Dataset items
______________________________
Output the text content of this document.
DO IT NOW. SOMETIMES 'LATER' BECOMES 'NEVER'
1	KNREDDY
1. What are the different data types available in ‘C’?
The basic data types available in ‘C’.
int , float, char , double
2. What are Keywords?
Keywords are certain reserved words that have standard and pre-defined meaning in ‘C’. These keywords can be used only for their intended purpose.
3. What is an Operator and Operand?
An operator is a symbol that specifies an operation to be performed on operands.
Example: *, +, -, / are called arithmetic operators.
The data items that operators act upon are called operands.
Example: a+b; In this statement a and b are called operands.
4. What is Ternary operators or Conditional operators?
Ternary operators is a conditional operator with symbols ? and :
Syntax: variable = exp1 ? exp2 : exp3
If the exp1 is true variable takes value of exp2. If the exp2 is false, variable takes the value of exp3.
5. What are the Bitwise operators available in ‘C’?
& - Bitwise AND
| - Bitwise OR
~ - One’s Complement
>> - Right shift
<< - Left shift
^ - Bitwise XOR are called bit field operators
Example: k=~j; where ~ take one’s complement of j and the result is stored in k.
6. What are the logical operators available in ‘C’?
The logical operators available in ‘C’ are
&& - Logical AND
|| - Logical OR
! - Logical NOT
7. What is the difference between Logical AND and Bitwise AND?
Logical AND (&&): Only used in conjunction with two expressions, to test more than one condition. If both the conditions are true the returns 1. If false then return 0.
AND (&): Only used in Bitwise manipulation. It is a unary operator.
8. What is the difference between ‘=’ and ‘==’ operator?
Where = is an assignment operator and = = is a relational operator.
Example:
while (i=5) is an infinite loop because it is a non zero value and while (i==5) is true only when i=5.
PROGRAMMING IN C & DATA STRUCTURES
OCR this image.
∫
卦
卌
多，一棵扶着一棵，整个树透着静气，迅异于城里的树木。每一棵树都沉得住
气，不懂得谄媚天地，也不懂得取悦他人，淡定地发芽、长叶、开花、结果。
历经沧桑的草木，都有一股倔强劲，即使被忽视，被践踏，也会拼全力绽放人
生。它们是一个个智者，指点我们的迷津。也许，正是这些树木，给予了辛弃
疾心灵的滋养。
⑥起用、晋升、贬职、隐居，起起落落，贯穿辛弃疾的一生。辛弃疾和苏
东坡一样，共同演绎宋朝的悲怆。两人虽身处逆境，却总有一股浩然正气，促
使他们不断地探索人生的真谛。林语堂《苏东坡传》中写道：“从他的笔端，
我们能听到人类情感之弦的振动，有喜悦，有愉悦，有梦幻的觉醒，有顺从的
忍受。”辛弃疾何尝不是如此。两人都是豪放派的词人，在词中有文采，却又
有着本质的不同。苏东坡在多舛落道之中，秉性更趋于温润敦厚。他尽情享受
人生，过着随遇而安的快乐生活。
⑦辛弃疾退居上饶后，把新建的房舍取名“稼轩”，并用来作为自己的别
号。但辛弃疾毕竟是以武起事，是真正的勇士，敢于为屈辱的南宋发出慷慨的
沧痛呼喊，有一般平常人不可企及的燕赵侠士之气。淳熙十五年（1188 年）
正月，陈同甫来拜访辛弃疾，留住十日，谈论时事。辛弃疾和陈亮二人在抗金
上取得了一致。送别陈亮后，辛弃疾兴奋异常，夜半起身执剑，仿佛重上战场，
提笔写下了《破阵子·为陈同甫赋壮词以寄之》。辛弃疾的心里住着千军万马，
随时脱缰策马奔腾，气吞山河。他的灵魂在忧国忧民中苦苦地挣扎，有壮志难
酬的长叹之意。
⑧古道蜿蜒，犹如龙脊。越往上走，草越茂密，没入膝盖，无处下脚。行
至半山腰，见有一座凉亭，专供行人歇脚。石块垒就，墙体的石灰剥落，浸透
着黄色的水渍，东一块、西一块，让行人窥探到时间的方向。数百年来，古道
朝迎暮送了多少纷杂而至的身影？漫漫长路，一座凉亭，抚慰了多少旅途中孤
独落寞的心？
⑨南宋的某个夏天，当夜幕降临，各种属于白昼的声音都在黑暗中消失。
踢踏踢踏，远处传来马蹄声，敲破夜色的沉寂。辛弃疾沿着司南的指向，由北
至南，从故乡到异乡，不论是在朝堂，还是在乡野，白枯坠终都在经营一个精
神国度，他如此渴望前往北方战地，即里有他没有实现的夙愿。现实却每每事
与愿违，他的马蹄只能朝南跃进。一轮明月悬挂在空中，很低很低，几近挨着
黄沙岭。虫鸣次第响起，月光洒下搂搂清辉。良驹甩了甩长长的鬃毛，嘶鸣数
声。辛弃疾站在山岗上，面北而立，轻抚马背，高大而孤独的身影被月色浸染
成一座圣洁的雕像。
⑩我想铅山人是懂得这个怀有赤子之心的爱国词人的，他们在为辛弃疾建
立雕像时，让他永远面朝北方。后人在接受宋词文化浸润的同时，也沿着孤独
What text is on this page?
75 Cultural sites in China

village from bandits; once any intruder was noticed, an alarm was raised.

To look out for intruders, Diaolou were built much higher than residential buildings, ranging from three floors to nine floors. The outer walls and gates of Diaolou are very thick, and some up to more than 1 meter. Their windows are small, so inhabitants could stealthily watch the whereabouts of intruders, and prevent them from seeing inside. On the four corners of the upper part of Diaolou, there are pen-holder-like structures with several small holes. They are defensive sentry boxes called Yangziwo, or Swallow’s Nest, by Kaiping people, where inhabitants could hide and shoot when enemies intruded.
______________________________
INSTRUCTIONS FOR THE TASK: Using the material above, gather every line that includes "true".

OUTPUT FOR THIS EXERCISE:
If the exp1 is true variable takes value of exp2. If the exp2 is false, variable takes the value of exp3.
Logical AND (&&): Only used in conjunction with two expressions, to test more than one condition. If both the conditions are true the returns 1. If false then return 0.
while (i=5) is an infinite loop because it is a non zero value and while (i==5) is true only when i=5.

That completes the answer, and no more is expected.